── SOURCE TEXT ──
God, even I am getting bored, so lets cut to the chase.

I have held the BFCC five weight record and the seven weight record. The five weight record is now held by Paul Arden with a world class 130ft 9ins, and I have seen him cast a lot further so watch this space. The seven weight record is held by Mike Marshall with a stonking cast of 142ft 1in. I have been relegated to only (!) holding the records in the Senior (sob) 50-59 categories.

If I had my time over again I would have joined the BFCC earlier than I eventually did. I was desperate to cast against other like minded people but the title the BRITISH fly casting club put me off for a year or two. I had visions of turning up and casting against the elite of the day and feeling totally inadequate. This could not have been further from the truth. They (we) are just a bunch of guys who like to get together and have a days casting. I couldn’t have wished to meet a nice group of people. There have never been many of us, sometimes only four or five of us turn up, other days there may be thirty or more compete. It’s a mystery to some of us why there seems to be such a lack of interest in flycasting for it’s own sake. For the sake of the equivalent of one hours tuition you get to cast and pick the brains of some of the best casters in the country and get some free instruction if you want it, four times a year. Go figure!.

I also had Pauls shootouts twice a year so I was managing to cast with and against some really good casters half a dozen times a year, mainly from April to October. The six months  cold weather period was, and still is a period when my enthusiasm would wain and it can take quite an effort to get re-enthused to get out there and practice again.

I honestly believe my best competitive days are behind me but not necessarily my best casting, my new enthusiasm is to just be as good as I can get with a single handed rod casting the ‘twiddly stuff’ as my wife likes to call it, normal fishing distance presentation casts.

Studying for my CCI opened my eyes to aspects of casting I had been virtually ignoring for years and I also found I enjoy, and get a lot of satisfaction, from instructing.

The heart breaking Hardy Angel has now evolved into the Angel 2TE which, so far, does not show the same inclination to become a five piece rod at the slightest excuse.

Who knows, the distance bug might bite again and I will give Paul a run for his money with a five weight.
───
── DATASET RECORDS ──
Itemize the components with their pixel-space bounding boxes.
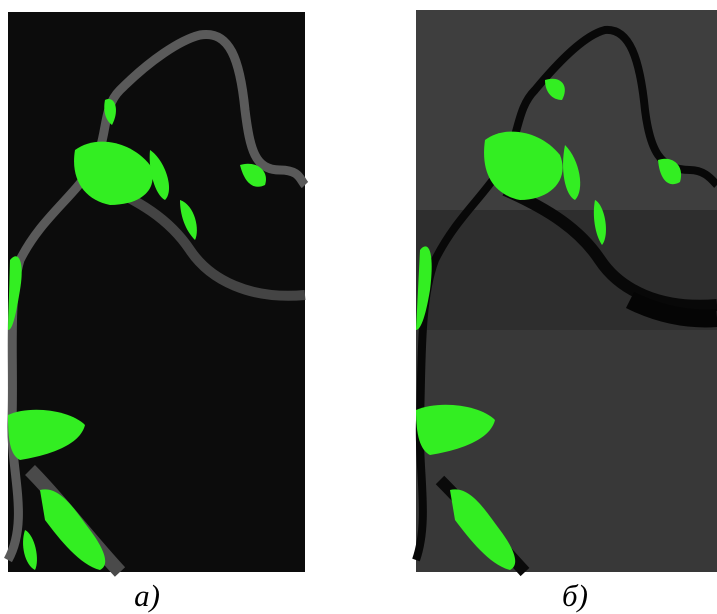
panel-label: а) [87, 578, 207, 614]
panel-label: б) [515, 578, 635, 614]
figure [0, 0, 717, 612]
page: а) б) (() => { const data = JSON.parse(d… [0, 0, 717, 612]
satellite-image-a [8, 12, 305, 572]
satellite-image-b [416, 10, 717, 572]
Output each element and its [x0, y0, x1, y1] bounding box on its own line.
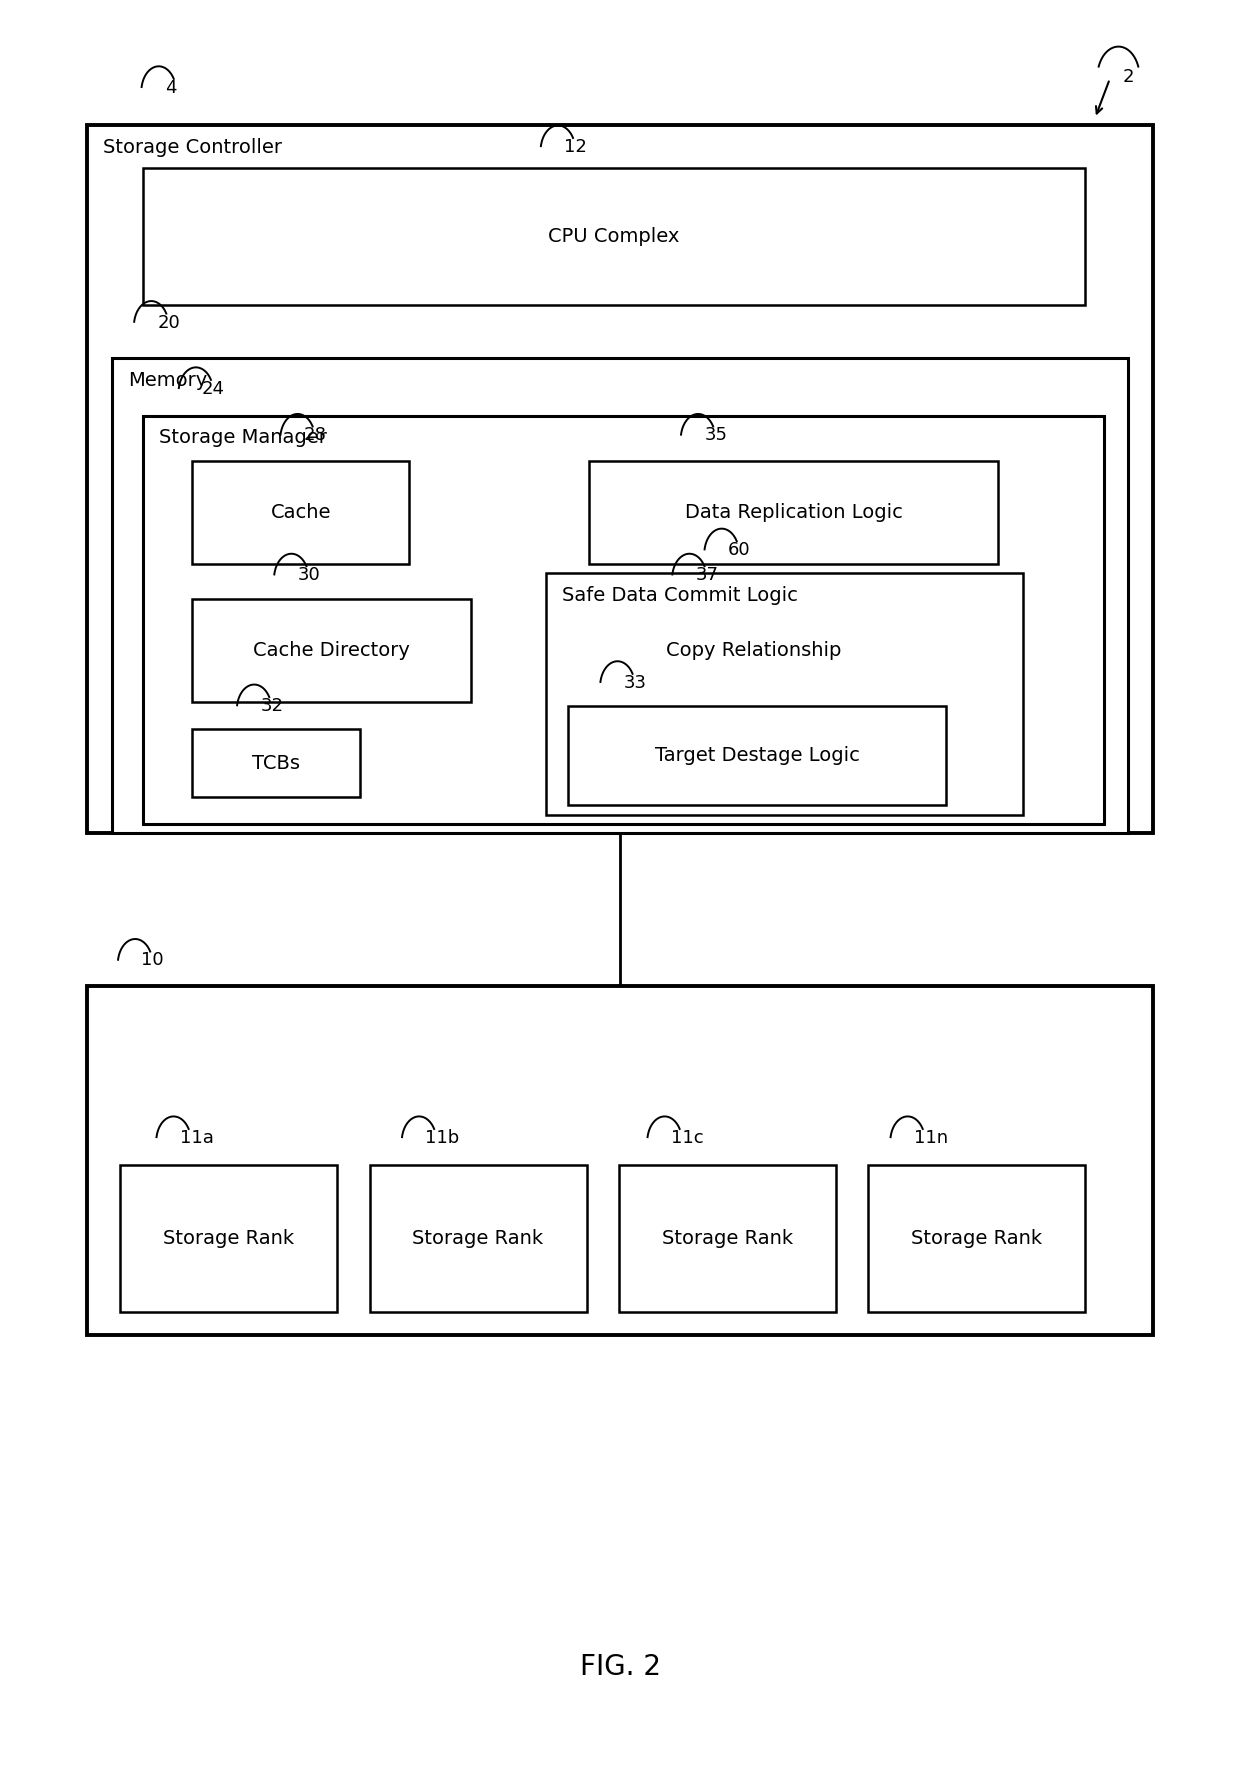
───
TASKS:
1. Answer these questions from the fly casting text:
(a) Who holds the BFCC seven weight record, and with what cast?
(b) How many times a year does the BFCC offer a day of casting, as stated in the text?
(c) What has the Hardy Angel evolved into?
2. Gather every line of the entries that contains the string "bounding".

SOLUTIONS TO THE EXERCISE:
1.
(a) Mike Marshall, with a cast of 142ft 1in.
(b) Four times a year.
(c) The Angel 2TE.

2.
Itemize the components with their pixel-space bounding boxes.
Output each element and its [x0, y0, x1, y1] bounding box on its own line.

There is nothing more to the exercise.